RECORD EXCERPTS =>
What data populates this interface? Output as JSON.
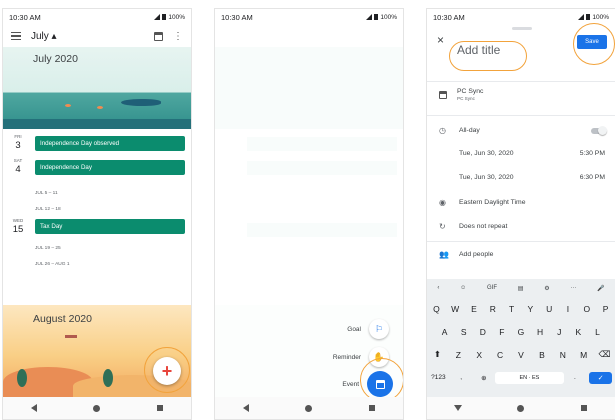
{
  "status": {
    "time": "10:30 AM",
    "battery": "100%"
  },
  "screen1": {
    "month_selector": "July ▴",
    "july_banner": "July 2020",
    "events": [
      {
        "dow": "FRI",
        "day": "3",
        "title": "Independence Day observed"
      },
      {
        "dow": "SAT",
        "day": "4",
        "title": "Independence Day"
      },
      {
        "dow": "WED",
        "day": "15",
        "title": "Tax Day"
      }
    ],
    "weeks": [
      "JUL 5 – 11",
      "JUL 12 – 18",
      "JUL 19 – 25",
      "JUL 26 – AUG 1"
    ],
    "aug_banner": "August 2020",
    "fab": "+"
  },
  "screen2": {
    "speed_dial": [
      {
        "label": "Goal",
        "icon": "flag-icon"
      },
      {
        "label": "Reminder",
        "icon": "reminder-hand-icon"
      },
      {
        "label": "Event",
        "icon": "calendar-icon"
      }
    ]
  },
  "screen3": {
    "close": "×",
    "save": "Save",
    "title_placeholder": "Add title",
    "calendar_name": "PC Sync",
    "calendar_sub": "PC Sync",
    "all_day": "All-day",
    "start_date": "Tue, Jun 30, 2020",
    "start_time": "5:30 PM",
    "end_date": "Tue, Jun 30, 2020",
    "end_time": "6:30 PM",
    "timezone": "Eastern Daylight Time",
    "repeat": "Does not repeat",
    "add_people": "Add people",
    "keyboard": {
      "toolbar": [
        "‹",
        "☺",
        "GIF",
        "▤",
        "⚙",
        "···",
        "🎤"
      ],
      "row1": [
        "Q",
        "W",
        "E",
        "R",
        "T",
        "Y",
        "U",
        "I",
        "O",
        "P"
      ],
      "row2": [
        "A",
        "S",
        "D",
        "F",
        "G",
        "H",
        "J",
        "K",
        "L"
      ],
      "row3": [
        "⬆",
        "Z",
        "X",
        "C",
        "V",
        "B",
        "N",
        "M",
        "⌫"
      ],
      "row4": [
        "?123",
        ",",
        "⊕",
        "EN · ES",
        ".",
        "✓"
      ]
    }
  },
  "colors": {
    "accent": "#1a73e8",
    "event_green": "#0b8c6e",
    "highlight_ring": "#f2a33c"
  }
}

TO DO =>
Pictures in the records above are not copied; print everything else exactly.

THE COMPLETED TASK =>
What data populates this interface? Output as JSON.
{
  "status": {
    "time": "10:30 AM",
    "battery": "100%"
  },
  "screen1": {
    "month_selector": "July ▴",
    "july_banner": "July 2020",
    "events": [
      {
        "dow": "FRI",
        "day": "3",
        "title": "Independence Day observed"
      },
      {
        "dow": "SAT",
        "day": "4",
        "title": "Independence Day"
      },
      {
        "dow": "WED",
        "day": "15",
        "title": "Tax Day"
      }
    ],
    "weeks": [
      "JUL 5 – 11",
      "JUL 12 – 18",
      "JUL 19 – 25",
      "JUL 26 – AUG 1"
    ],
    "aug_banner": "August 2020",
    "fab": "+"
  },
  "screen2": {
    "speed_dial": [
      {
        "label": "Goal",
        "icon": "flag-icon"
      },
      {
        "label": "Reminder",
        "icon": "reminder-hand-icon"
      },
      {
        "label": "Event",
        "icon": "calendar-icon"
      }
    ]
  },
  "screen3": {
    "close": "×",
    "save": "Save",
    "title_placeholder": "Add title",
    "calendar_name": "PC Sync",
    "calendar_sub": "PC Sync",
    "all_day": "All-day",
    "start_date": "Tue, Jun 30, 2020",
    "start_time": "5:30 PM",
    "end_date": "Tue, Jun 30, 2020",
    "end_time": "6:30 PM",
    "timezone": "Eastern Daylight Time",
    "repeat": "Does not repeat",
    "add_people": "Add people",
    "keyboard": {
      "toolbar": [
        "‹",
        "☺",
        "GIF",
        "▤",
        "⚙",
        "···",
        "🎤"
      ],
      "row1": [
        "Q",
        "W",
        "E",
        "R",
        "T",
        "Y",
        "U",
        "I",
        "O",
        "P"
      ],
      "row2": [
        "A",
        "S",
        "D",
        "F",
        "G",
        "H",
        "J",
        "K",
        "L"
      ],
      "row3": [
        "⬆",
        "Z",
        "X",
        "C",
        "V",
        "B",
        "N",
        "M",
        "⌫"
      ],
      "row4": [
        "?123",
        ",",
        "⊕",
        "EN · ES",
        ".",
        "✓"
      ]
    }
  },
  "colors": {
    "accent": "#1a73e8",
    "event_green": "#0b8c6e",
    "highlight_ring": "#f2a33c"
  }
}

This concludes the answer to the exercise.